• Direction: Reproduce verbatim the lines of the records from the line containing "Segment this screenshot: for" to the line containing "241, 509, 274]", both ends included. Leave the pictures out of your reproduction.

• Data entries:
◆ ◆ ◆
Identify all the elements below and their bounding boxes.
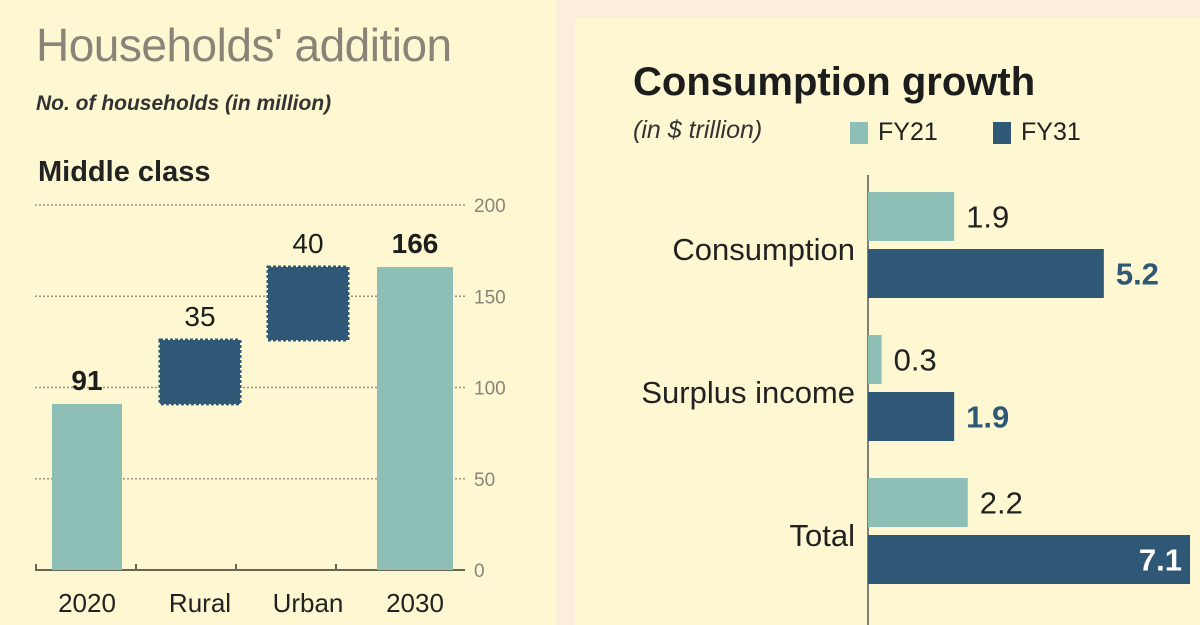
◆ ◆ ◆
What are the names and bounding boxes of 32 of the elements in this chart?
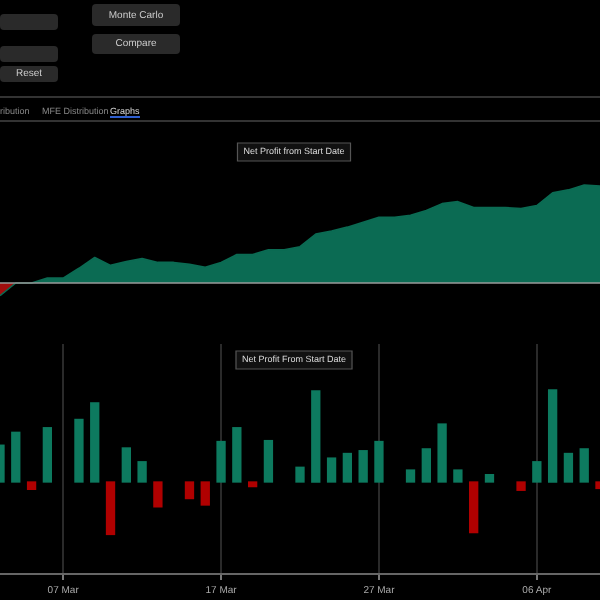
◆ ◆ ◆
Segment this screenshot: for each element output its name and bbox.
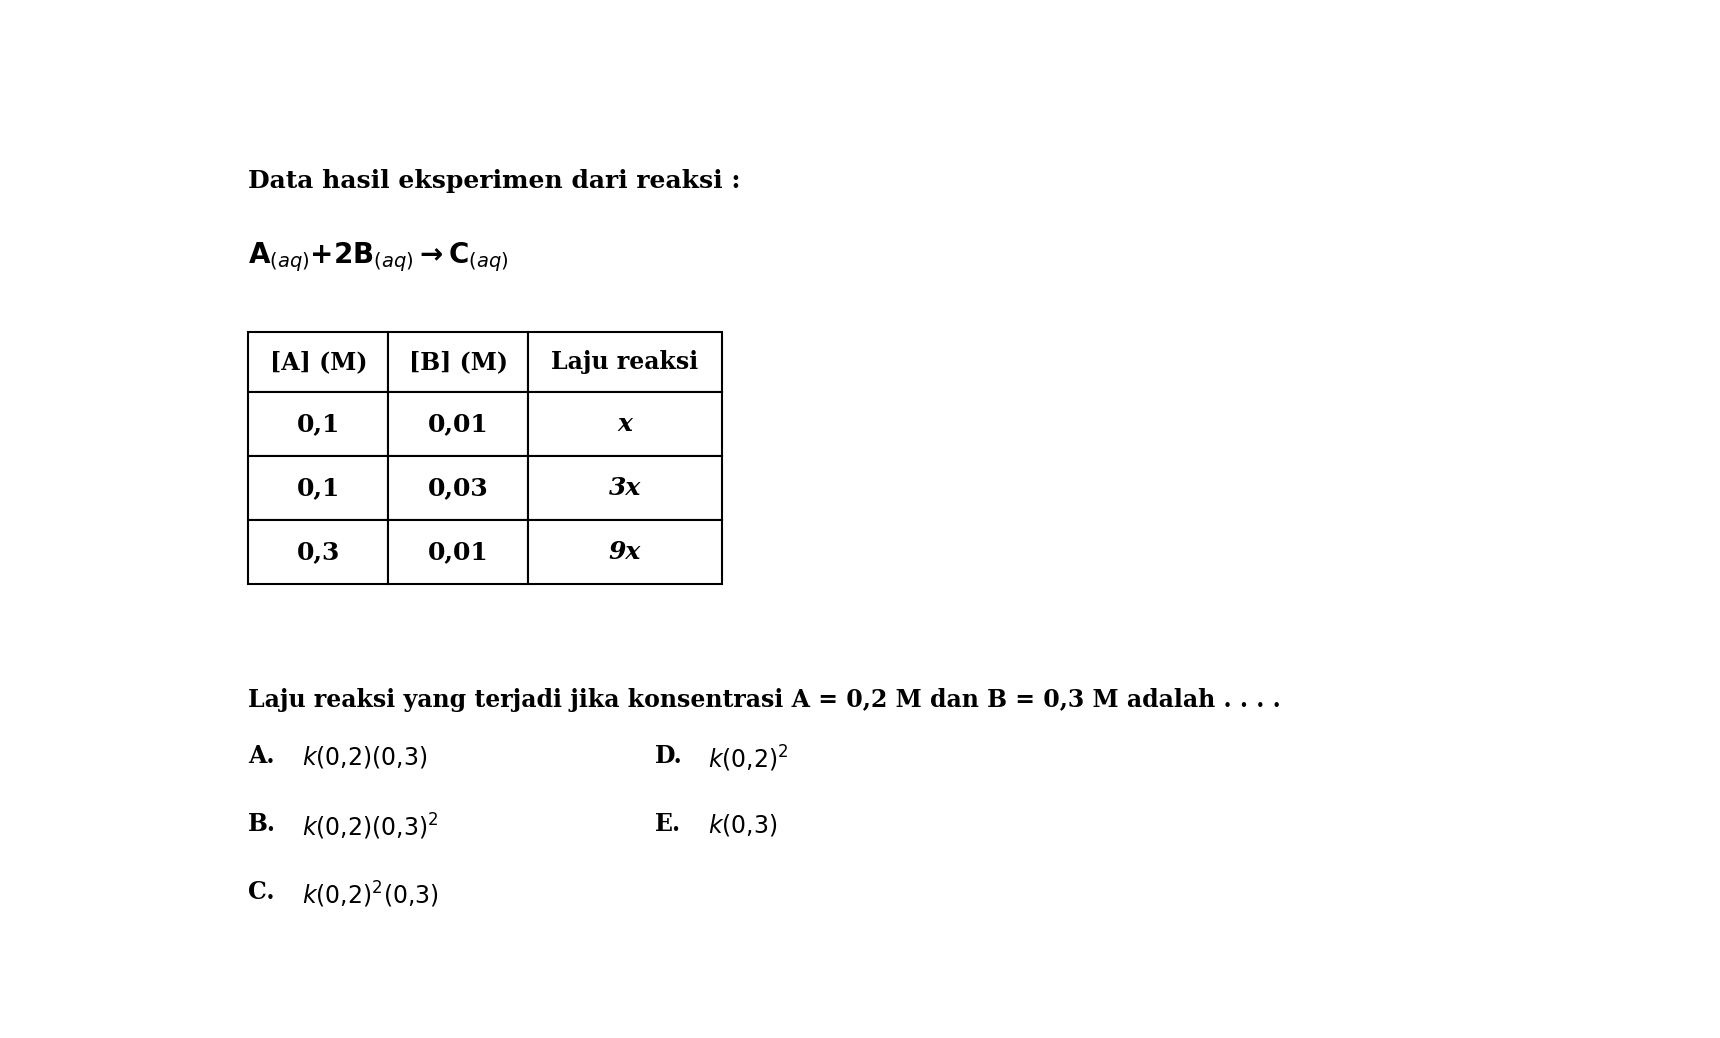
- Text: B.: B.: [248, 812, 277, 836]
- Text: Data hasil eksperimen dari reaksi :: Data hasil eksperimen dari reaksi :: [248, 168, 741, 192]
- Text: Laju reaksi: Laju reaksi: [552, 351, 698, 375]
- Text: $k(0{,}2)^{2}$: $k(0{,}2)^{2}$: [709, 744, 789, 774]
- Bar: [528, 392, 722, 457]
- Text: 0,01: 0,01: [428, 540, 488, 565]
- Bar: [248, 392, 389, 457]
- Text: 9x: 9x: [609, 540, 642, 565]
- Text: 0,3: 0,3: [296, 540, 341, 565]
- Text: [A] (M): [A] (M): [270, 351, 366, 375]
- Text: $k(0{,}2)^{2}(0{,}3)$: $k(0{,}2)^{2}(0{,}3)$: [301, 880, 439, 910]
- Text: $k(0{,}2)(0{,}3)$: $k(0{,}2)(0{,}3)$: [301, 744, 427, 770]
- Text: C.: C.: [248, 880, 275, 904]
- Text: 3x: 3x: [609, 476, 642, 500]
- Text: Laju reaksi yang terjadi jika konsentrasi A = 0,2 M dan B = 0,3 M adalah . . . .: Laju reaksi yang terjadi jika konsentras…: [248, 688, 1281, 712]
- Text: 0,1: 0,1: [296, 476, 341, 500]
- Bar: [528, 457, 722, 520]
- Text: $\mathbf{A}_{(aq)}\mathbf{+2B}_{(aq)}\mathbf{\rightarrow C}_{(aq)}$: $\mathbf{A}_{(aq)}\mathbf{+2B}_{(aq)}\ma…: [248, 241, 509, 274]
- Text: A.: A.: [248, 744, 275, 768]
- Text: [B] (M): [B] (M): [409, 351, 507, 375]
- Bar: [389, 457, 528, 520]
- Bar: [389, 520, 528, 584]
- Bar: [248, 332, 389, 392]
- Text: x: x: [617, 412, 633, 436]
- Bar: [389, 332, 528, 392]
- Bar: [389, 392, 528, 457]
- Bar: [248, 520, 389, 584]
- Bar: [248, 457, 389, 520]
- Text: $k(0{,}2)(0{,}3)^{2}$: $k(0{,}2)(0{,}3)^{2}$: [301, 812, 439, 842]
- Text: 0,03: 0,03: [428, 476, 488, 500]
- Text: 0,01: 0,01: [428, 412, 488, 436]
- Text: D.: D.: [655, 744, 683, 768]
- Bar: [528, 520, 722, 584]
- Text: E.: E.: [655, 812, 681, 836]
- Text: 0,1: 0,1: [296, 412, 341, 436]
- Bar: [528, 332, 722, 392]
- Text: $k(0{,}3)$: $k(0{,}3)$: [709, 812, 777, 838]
◆ ◆ ◆
• The solution:
Segment this screenshot: for each element output its name and bbox.
- Text: B.: B.: [248, 812, 277, 836]
- Text: Data hasil eksperimen dari reaksi :: Data hasil eksperimen dari reaksi :: [248, 168, 741, 192]
- Text: Laju reaksi: Laju reaksi: [552, 351, 698, 375]
- Text: $k(0{,}2)^{2}$: $k(0{,}2)^{2}$: [709, 744, 789, 774]
- Bar: [528, 392, 722, 457]
- Text: 0,01: 0,01: [428, 540, 488, 565]
- Bar: [248, 392, 389, 457]
- Text: 9x: 9x: [609, 540, 642, 565]
- Text: 0,3: 0,3: [296, 540, 341, 565]
- Text: [A] (M): [A] (M): [270, 351, 366, 375]
- Text: $k(0{,}2)^{2}(0{,}3)$: $k(0{,}2)^{2}(0{,}3)$: [301, 880, 439, 910]
- Text: $k(0{,}2)(0{,}3)$: $k(0{,}2)(0{,}3)$: [301, 744, 427, 770]
- Text: C.: C.: [248, 880, 275, 904]
- Text: 3x: 3x: [609, 476, 642, 500]
- Text: Laju reaksi yang terjadi jika konsentrasi A = 0,2 M dan B = 0,3 M adalah . . . .: Laju reaksi yang terjadi jika konsentras…: [248, 688, 1281, 712]
- Text: 0,1: 0,1: [296, 476, 341, 500]
- Bar: [528, 457, 722, 520]
- Text: $\mathbf{A}_{(aq)}\mathbf{+2B}_{(aq)}\mathbf{\rightarrow C}_{(aq)}$: $\mathbf{A}_{(aq)}\mathbf{+2B}_{(aq)}\ma…: [248, 241, 509, 274]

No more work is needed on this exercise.